What you need to do: Output every entry exactly, from the first line to the last.

Provided information:
::::::

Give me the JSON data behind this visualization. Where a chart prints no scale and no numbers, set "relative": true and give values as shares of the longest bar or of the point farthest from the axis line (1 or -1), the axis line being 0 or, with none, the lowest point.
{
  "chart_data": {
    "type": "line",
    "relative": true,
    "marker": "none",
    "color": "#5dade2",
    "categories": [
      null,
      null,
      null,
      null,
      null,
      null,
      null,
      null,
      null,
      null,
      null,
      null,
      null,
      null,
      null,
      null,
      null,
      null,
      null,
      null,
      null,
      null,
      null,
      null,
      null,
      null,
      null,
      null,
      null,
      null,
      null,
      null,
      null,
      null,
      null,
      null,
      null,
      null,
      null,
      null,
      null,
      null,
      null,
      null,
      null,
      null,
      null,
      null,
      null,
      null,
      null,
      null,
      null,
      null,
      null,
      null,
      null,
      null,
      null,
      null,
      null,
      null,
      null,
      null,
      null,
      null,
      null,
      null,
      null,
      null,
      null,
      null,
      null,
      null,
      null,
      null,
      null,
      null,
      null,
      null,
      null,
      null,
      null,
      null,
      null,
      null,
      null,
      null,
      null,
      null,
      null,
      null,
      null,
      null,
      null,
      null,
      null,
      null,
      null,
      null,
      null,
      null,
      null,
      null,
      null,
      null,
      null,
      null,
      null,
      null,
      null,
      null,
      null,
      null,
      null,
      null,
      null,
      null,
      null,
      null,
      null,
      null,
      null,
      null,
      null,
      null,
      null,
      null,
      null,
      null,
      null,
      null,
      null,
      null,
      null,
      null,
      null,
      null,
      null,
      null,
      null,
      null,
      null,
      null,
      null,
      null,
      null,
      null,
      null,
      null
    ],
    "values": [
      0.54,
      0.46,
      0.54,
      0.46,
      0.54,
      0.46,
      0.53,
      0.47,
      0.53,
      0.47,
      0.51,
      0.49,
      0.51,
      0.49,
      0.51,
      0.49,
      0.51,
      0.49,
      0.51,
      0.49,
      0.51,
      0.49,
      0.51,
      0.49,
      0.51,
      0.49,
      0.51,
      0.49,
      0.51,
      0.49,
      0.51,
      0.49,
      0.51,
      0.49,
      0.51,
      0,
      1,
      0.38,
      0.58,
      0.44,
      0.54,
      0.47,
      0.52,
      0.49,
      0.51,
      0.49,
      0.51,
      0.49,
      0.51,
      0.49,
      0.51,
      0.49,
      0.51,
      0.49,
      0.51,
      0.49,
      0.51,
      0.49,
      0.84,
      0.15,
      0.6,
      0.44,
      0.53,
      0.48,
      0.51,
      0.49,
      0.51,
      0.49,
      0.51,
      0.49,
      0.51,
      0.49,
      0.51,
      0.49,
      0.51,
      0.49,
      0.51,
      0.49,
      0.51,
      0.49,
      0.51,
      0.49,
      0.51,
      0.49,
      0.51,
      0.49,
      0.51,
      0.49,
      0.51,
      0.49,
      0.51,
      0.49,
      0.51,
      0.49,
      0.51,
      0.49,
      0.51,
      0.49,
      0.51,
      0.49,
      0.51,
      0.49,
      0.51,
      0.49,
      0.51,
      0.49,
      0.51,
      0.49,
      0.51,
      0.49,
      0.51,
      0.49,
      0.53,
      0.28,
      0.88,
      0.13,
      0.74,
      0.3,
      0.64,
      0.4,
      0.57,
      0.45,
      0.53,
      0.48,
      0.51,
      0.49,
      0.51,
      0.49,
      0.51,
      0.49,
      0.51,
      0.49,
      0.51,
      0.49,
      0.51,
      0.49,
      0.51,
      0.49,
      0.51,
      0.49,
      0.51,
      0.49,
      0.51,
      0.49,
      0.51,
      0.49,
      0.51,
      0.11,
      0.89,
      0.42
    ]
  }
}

::::::

Answer for the task:
Give me the JSON data behind this visualization. Where a chart prints no scale and no numbers, set "relative": true and give values as shares of the longest bar or of the point farthest from the axis line (1 or -1), the axis line being 0 or, with none, the lowest point.
{
  "chart_data": {
    "type": "line",
    "relative": true,
    "marker": "none",
    "color": "#5dade2",
    "categories": [
      null,
      null,
      null,
      null,
      null,
      null,
      null,
      null,
      null,
      null,
      null,
      null,
      null,
      null,
      null,
      null,
      null,
      null,
      null,
      null,
      null,
      null,
      null,
      null,
      null,
      null,
      null,
      null,
      null,
      null,
      null,
      null,
      null,
      null,
      null,
      null,
      null,
      null,
      null,
      null,
      null,
      null,
      null,
      null,
      null,
      null,
      null,
      null,
      null,
      null,
      null,
      null,
      null,
      null,
      null,
      null,
      null,
      null,
      null,
      null,
      null,
      null,
      null,
      null,
      null,
      null,
      null,
      null,
      null,
      null,
      null,
      null,
      null,
      null,
      null,
      null,
      null,
      null,
      null,
      null,
      null,
      null,
      null,
      null,
      null,
      null,
      null,
      null,
      null,
      null,
      null,
      null,
      null,
      null,
      null,
      null,
      null,
      null,
      null,
      null,
      null,
      null,
      null,
      null,
      null,
      null,
      null,
      null,
      null,
      null,
      null,
      null,
      null,
      null,
      null,
      null,
      null,
      null,
      null,
      null,
      null,
      null,
      null,
      null,
      null,
      null,
      null,
      null,
      null,
      null,
      null,
      null,
      null,
      null,
      null,
      null,
      null,
      null,
      null,
      null,
      null,
      null,
      null,
      null,
      null,
      null,
      null,
      null,
      null,
      null
    ],
    "values": [
      0.54,
      0.46,
      0.54,
      0.46,
      0.54,
      0.46,
      0.53,
      0.47,
      0.53,
      0.47,
      0.51,
      0.49,
      0.51,
      0.49,
      0.51,
      0.49,
      0.51,
      0.49,
      0.51,
      0.49,
      0.51,
      0.49,
      0.51,
      0.49,
      0.51,
      0.49,
      0.51,
      0.49,
      0.51,
      0.49,
      0.51,
      0.49,
      0.51,
      0.49,
      0.51,
      0,
      1,
      0.38,
      0.58,
      0.44,
      0.54,
      0.47,
      0.52,
      0.49,
      0.51,
      0.49,
      0.51,
      0.49,
      0.51,
      0.49,
      0.51,
      0.49,
      0.51,
      0.49,
      0.51,
      0.49,
      0.51,
      0.49,
      0.84,
      0.15,
      0.6,
      0.44,
      0.53,
      0.48,
      0.51,
      0.49,
      0.51,
      0.49,
      0.51,
      0.49,
      0.51,
      0.49,
      0.51,
      0.49,
      0.51,
      0.49,
      0.51,
      0.49,
      0.51,
      0.49,
      0.51,
      0.49,
      0.51,
      0.49,
      0.51,
      0.49,
      0.51,
      0.49,
      0.51,
      0.49,
      0.51,
      0.49,
      0.51,
      0.49,
      0.51,
      0.49,
      0.51,
      0.49,
      0.51,
      0.49,
      0.51,
      0.49,
      0.51,
      0.49,
      0.51,
      0.49,
      0.51,
      0.49,
      0.51,
      0.49,
      0.51,
      0.49,
      0.53,
      0.28,
      0.88,
      0.13,
      0.74,
      0.3,
      0.64,
      0.4,
      0.57,
      0.45,
      0.53,
      0.48,
      0.51,
      0.49,
      0.51,
      0.49,
      0.51,
      0.49,
      0.51,
      0.49,
      0.51,
      0.49,
      0.51,
      0.49,
      0.51,
      0.49,
      0.51,
      0.49,
      0.51,
      0.49,
      0.51,
      0.49,
      0.51,
      0.49,
      0.51,
      0.11,
      0.89,
      0.42
    ]
  }
}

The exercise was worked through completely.